» REQUIREMENT: Quote the records in full and leave their pictures out.

==== ROWS

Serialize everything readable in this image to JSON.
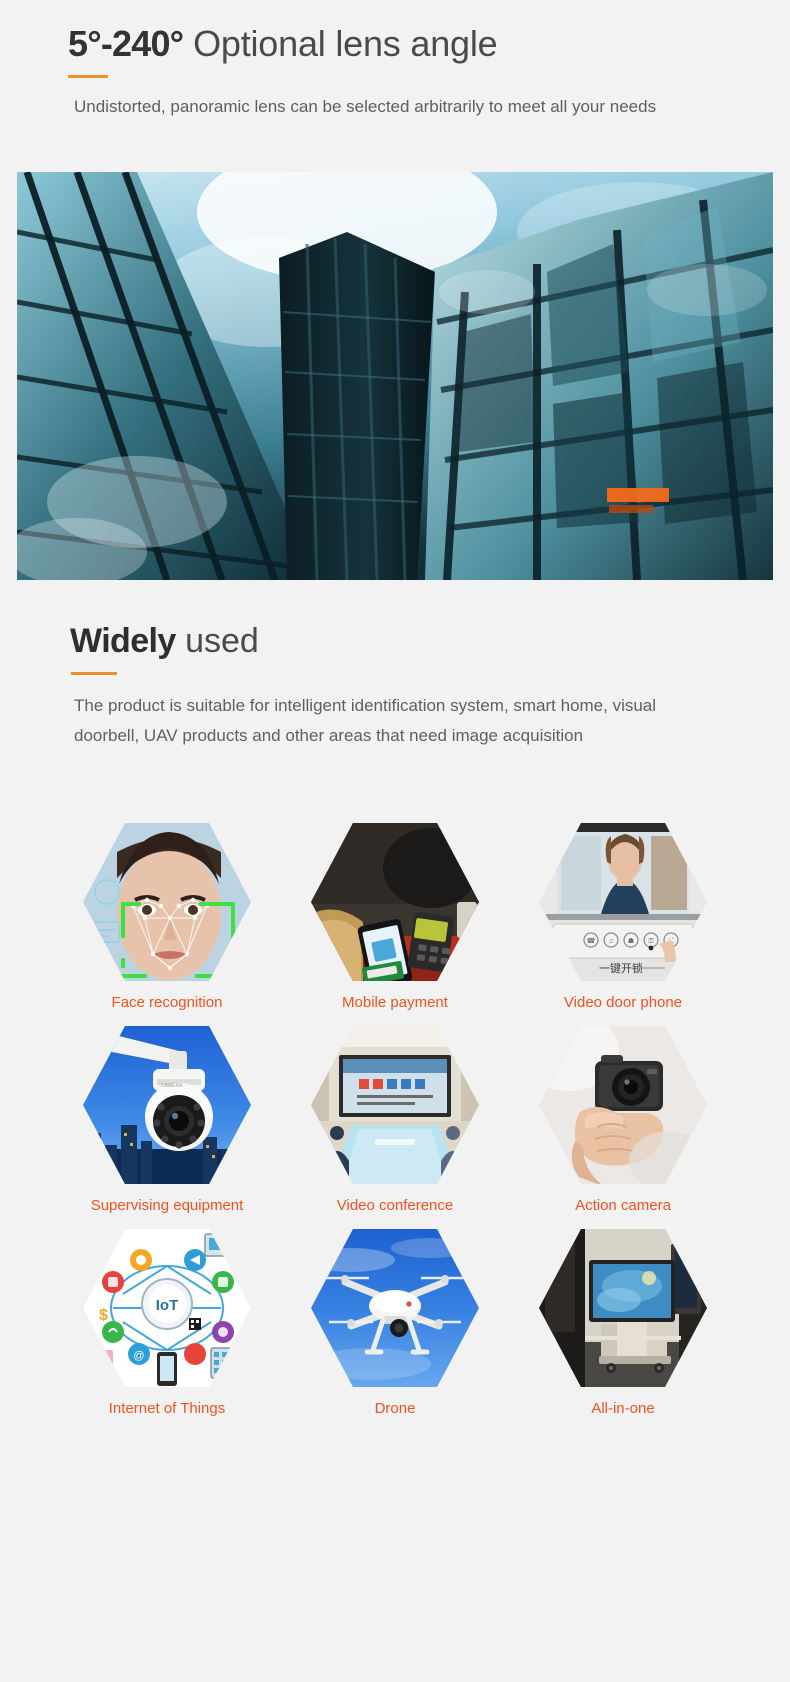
{
  "theme": {
    "page_bg": "#f2f2f2",
    "accent_rule": "#e8922e",
    "label_orange": "#f4511e",
    "heading_dark": "#2e2e2e",
    "body_gray": "#5f5f5f"
  },
  "section_lens": {
    "headline_strong": "5°-240°",
    "headline_rest": " Optional lens angle",
    "subtext": "Undistorted, panoramic lens can be selected arbitrarily to meet all your needs",
    "hero_alt": "glass-skyscraper-upward-view"
  },
  "section_usage": {
    "headline_strong": "Widely",
    "headline_rest": " used",
    "subtext": "The product is suitable for intelligent identification system, smart home, visual doorbell, UAV products and other areas that need image acquisition",
    "rows": [
      [
        {
          "label": "Face recognition",
          "icon": "face-recognition-photo",
          "overlay": ""
        },
        {
          "label": "Mobile payment",
          "icon": "mobile-payment-photo",
          "overlay": ""
        },
        {
          "label": "Video door phone",
          "icon": "video-door-phone-photo",
          "overlay": "一键开锁"
        }
      ],
      [
        {
          "label": "Supervising equipment",
          "icon": "ptz-camera-photo",
          "overlay": ""
        },
        {
          "label": "Video conference",
          "icon": "video-conference-photo",
          "overlay": ""
        },
        {
          "label": "Action camera",
          "icon": "action-camera-photo",
          "overlay": ""
        }
      ],
      [
        {
          "label": "Internet of Things",
          "icon": "internet-of-things-photo",
          "overlay": "IoT"
        },
        {
          "label": "Drone",
          "icon": "drone-photo",
          "overlay": ""
        },
        {
          "label": "All-in-one",
          "icon": "all-in-one-kiosk-photo",
          "overlay": ""
        }
      ]
    ]
  }
}
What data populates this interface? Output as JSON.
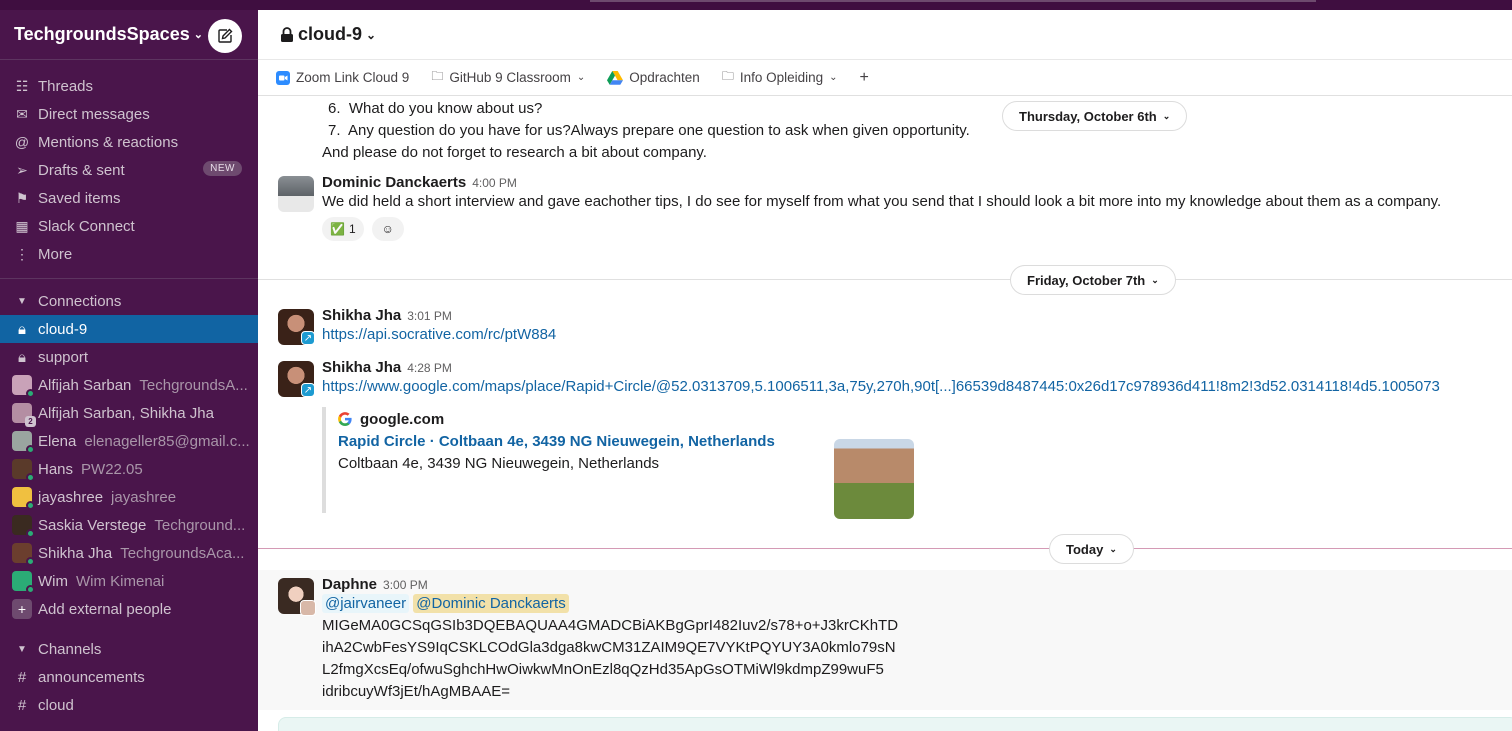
{
  "workspace": {
    "name": "TechgroundsSpaces"
  },
  "nav": [
    {
      "label": "Threads",
      "icon": "threads-icon"
    },
    {
      "label": "Direct messages",
      "icon": "dm-icon"
    },
    {
      "label": "Mentions & reactions",
      "icon": "at-icon"
    },
    {
      "label": "Drafts & sent",
      "icon": "send-icon",
      "badge": "NEW"
    },
    {
      "label": "Saved items",
      "icon": "bookmark-icon"
    },
    {
      "label": "Slack Connect",
      "icon": "building-icon"
    },
    {
      "label": "More",
      "icon": "kebab-icon"
    }
  ],
  "connections": {
    "label": "Connections",
    "items": [
      {
        "label": "cloud-9",
        "type": "locked",
        "active": true
      },
      {
        "label": "support",
        "type": "locked"
      },
      {
        "label": "Alfijah Sarban",
        "sub": "TechgroundsA...",
        "type": "dm",
        "color": "#c9a2b8"
      },
      {
        "label": "Alfijah Sarban, Shikha Jha",
        "type": "group",
        "color": "#b48ea3",
        "count": "2"
      },
      {
        "label": "Elena",
        "sub": "elenageller85@gmail.c...",
        "type": "dm",
        "color": "#9aa5a0"
      },
      {
        "label": "Hans",
        "sub": "PW22.05",
        "type": "dm",
        "color": "#5a3a2a"
      },
      {
        "label": "jayashree",
        "sub": "jayashree",
        "type": "dm",
        "color": "#f0c040"
      },
      {
        "label": "Saskia Verstege",
        "sub": "Techground...",
        "type": "dm",
        "color": "#3a2a20"
      },
      {
        "label": "Shikha Jha",
        "sub": "TechgroundsAca...",
        "type": "dm",
        "color": "#6b3e2e"
      },
      {
        "label": "Wim",
        "sub": "Wim Kimenai",
        "type": "dm",
        "color": "#2bac76"
      }
    ],
    "add_label": "Add external people"
  },
  "channels": {
    "label": "Channels",
    "items": [
      {
        "label": "announcements"
      },
      {
        "label": "cloud"
      }
    ]
  },
  "channel": {
    "name": "cloud-9"
  },
  "bookmarks": [
    {
      "label": "Zoom Link Cloud 9"
    },
    {
      "label": "GitHub 9 Classroom"
    },
    {
      "label": "Opdrachten"
    },
    {
      "label": "Info Opleiding"
    }
  ],
  "messages": {
    "prev_list": [
      {
        "num": "6.",
        "text": "What do you know about us?"
      },
      {
        "num": "7.",
        "text": "Any question do you have for us?Always prepare one question to ask when given opportunity."
      }
    ],
    "prev_footer": "And please do not forget to research a bit about company.",
    "dominic": {
      "sender": "Dominic Danckaerts",
      "time": "4:00 PM",
      "text": "We did held a short interview and gave eachother tips, I do see for myself from what you send that I should look a bit more into my knowledge about them as a company.",
      "reaction_emoji": "✅",
      "reaction_count": "1"
    },
    "shikha1": {
      "sender": "Shikha Jha",
      "time": "3:01 PM",
      "link": "https://api.socrative.com/rc/ptW884"
    },
    "shikha2": {
      "sender": "Shikha Jha",
      "time": "4:28 PM",
      "link": "https://www.google.com/maps/place/Rapid+Circle/@52.0313709,5.1006511,3a,75y,270h,90t[...]66539d8487445:0x26d17c978936d411!8m2!3d52.0314118!4d5.1005073",
      "unfurl_site": "google.com",
      "unfurl_title": "Rapid Circle · Coltbaan 4e, 3439 NG Nieuwegein, Netherlands",
      "unfurl_desc": "Coltbaan 4e, 3439 NG Nieuwegein, Netherlands"
    },
    "daphne": {
      "sender": "Daphne",
      "time": "3:00 PM",
      "mention1": "@jairvaneer",
      "mention2": "@Dominic Danckaerts",
      "lines": [
        "MIGeMA0GCSqGSIb3DQEBAQUAA4GMADCBiAKBgGprI482Iuv2/s78+o+J3krCKhTD",
        "ihA2CwbFesYS9IqCSKLCOdGla3dga8kwCM31ZAIM9QE7VYKtPQYUY3A0kmlo79sN",
        "L2fmgXcsEq/ofwuSghchHwOiwkwMnOnEzl8qQzHd35ApGsOTMiWl9kdmpZ99wuF5",
        "idribcuyWf3jEt/hAgMBAAE="
      ]
    }
  },
  "dates": {
    "thursday": "Thursday, October 6th",
    "friday": "Friday, October 7th",
    "today": "Today"
  }
}
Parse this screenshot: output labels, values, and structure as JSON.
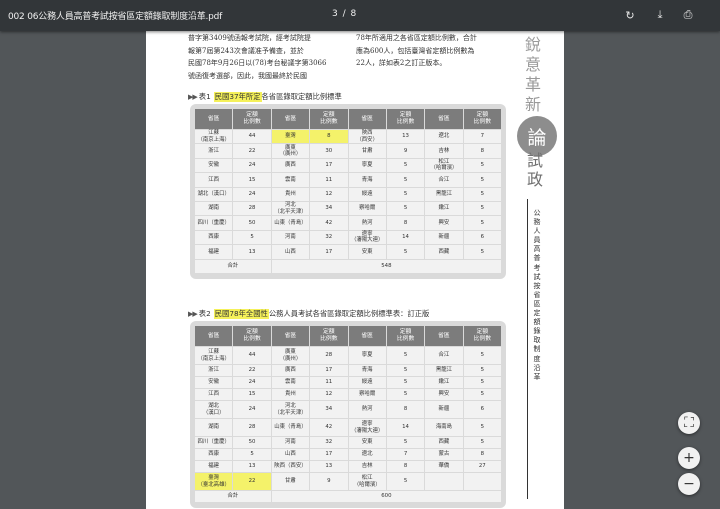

========

» EXERCISE RESPONSE:
Serialize everything readable in this image to JSON.
{
  "theme": {
    "page_bg": "#f2f2f2",
    "accent_rule": "#e8922e",
    "label_orange": "#f4511e",
    "heading_dark": "#2e2e2e",
    "body_gray": "#5f5f5f"
  },
  "section_lens": {
    "headline_strong": "5°-240°",
    "headline_rest": " Optional lens angle",
    "subtext": "Undistorted, panoramic lens can be selected arbitrarily to meet all your needs",
    "hero_alt": "glass-skyscraper-upward-view"
  },
  "section_usage": {
    "headline_strong": "Widely",
    "headline_rest": " used",
    "subtext": "The product is suitable for intelligent identification system, smart home, visual doorbell, UAV products and other areas that need image acquisition",
    "rows": [
      [
        {
          "label": "Face recognition",
          "icon": "face-recognition-photo",
          "overlay": ""
        },
        {
          "label": "Mobile payment",
          "icon": "mobile-payment-photo",
          "overlay": ""
        },
        {
          "label": "Video door phone",
          "icon": "video-door-phone-photo",
          "overlay": "一键开锁"
        }
      ],
      [
        {
          "label": "Supervising equipment",
          "icon": "ptz-camera-photo",
          "overlay": ""
        },
        {
          "label": "Video conference",
          "icon": "video-conference-photo",
          "overlay": ""
        },
        {
          "label": "Action camera",
          "icon": "action-camera-photo",
          "overlay": ""
        }
      ],
      [
        {
          "label": "Internet of Things",
          "icon": "internet-of-things-photo",
          "overlay": "IoT"
        },
        {
          "label": "Drone",
          "icon": "drone-photo",
          "overlay": ""
        },
        {
          "label": "All-in-one",
          "icon": "all-in-one-kiosk-photo",
          "overlay": ""
        }
      ]
    ]
  }
}
What data populates this interface? Output as JSON.
{
  "workspace": {
    "name": "TechgroundsSpaces"
  },
  "nav": [
    {
      "label": "Threads",
      "icon": "threads-icon"
    },
    {
      "label": "Direct messages",
      "icon": "dm-icon"
    },
    {
      "label": "Mentions & reactions",
      "icon": "at-icon"
    },
    {
      "label": "Drafts & sent",
      "icon": "send-icon",
      "badge": "NEW"
    },
    {
      "label": "Saved items",
      "icon": "bookmark-icon"
    },
    {
      "label": "Slack Connect",
      "icon": "building-icon"
    },
    {
      "label": "More",
      "icon": "kebab-icon"
    }
  ],
  "connections": {
    "label": "Connections",
    "items": [
      {
        "label": "cloud-9",
        "type": "locked",
        "active": true
      },
      {
        "label": "support",
        "type": "locked"
      },
      {
        "label": "Alfijah Sarban",
        "sub": "TechgroundsA...",
        "type": "dm",
        "color": "#c9a2b8"
      },
      {
        "label": "Alfijah Sarban, Shikha Jha",
        "type": "group",
        "color": "#b48ea3",
        "count": "2"
      },
      {
        "label": "Elena",
        "sub": "elenageller85@gmail.c...",
        "type": "dm",
        "color": "#9aa5a0"
      },
      {
        "label": "Hans",
        "sub": "PW22.05",
        "type": "dm",
        "color": "#5a3a2a"
      },
      {
        "label": "jayashree",
        "sub": "jayashree",
        "type": "dm",
        "color": "#f0c040"
      },
      {
        "label": "Saskia Verstege",
        "sub": "Techground...",
        "type": "dm",
        "color": "#3a2a20"
      },
      {
        "label": "Shikha Jha",
        "sub": "TechgroundsAca...",
        "type": "dm",
        "color": "#6b3e2e"
      },
      {
        "label": "Wim",
        "sub": "Wim Kimenai",
        "type": "dm",
        "color": "#2bac76"
      }
    ],
    "add_label": "Add external people"
  },
  "channels": {
    "label": "Channels",
    "items": [
      {
        "label": "announcements"
      },
      {
        "label": "cloud"
      }
    ]
  },
  "channel": {
    "name": "cloud-9"
  },
  "bookmarks": [
    {
      "label": "Zoom Link Cloud 9"
    },
    {
      "label": "GitHub 9 Classroom"
    },
    {
      "label": "Opdrachten"
    },
    {
      "label": "Info Opleiding"
    }
  ],
  "messages": {
    "prev_list": [
      {
        "num": "6.",
        "text": "What do you know about us?"
      },
      {
        "num": "7.",
        "text": "Any question do you have for us?Always prepare one question to ask when given opportunity."
      }
    ],
    "prev_footer": "And please do not forget to research a bit about company.",
    "dominic": {
      "sender": "Dominic Danckaerts",
      "time": "4:00 PM",
      "text": "We did held a short interview and gave eachother tips, I do see for myself from what you send that I should look a bit more into my knowledge about them as a company.",
      "reaction_emoji": "✅",
      "reaction_count": "1"
    },
    "shikha1": {
      "sender": "Shikha Jha",
      "time": "3:01 PM",
      "link": "https://api.socrative.com/rc/ptW884"
    },
    "shikha2": {
      "sender": "Shikha Jha",
      "time": "4:28 PM",
      "link": "https://www.google.com/maps/place/Rapid+Circle/@52.0313709,5.1006511,3a,75y,270h,90t[...]66539d8487445:0x26d17c978936d411!8m2!3d52.0314118!4d5.1005073",
      "unfurl_site": "google.com",
      "unfurl_title": "Rapid Circle · Coltbaan 4e, 3439 NG Nieuwegein, Netherlands",
      "unfurl_desc": "Coltbaan 4e, 3439 NG Nieuwegein, Netherlands"
    },
    "daphne": {
      "sender": "Daphne",
      "time": "3:00 PM",
      "mention1": "@jairvaneer",
      "mention2": "@Dominic Danckaerts",
      "lines": [
        "MIGeMA0GCSqGSIb3DQEBAQUAA4GMADCBiAKBgGprI482Iuv2/s78+o+J3krCKhTD",
        "ihA2CwbFesYS9IqCSKLCOdGla3dga8kwCM31ZAIM9QE7VYKtPQYUY3A0kmlo79sN",
        "L2fmgXcsEq/ofwuSghchHwOiwkwMnOnEzl8qQzHd35ApGsOTMiWl9kdmpZ99wuF5",
        "idribcuyWf3jEt/hAgMBAAE="
      ]
    }
  },
  "dates": {
    "thursday": "Thursday, October 6th",
    "friday": "Friday, October 7th",
    "today": "Today"
  }
}
Parse this screenshot: output labels, values, and structure as JSON.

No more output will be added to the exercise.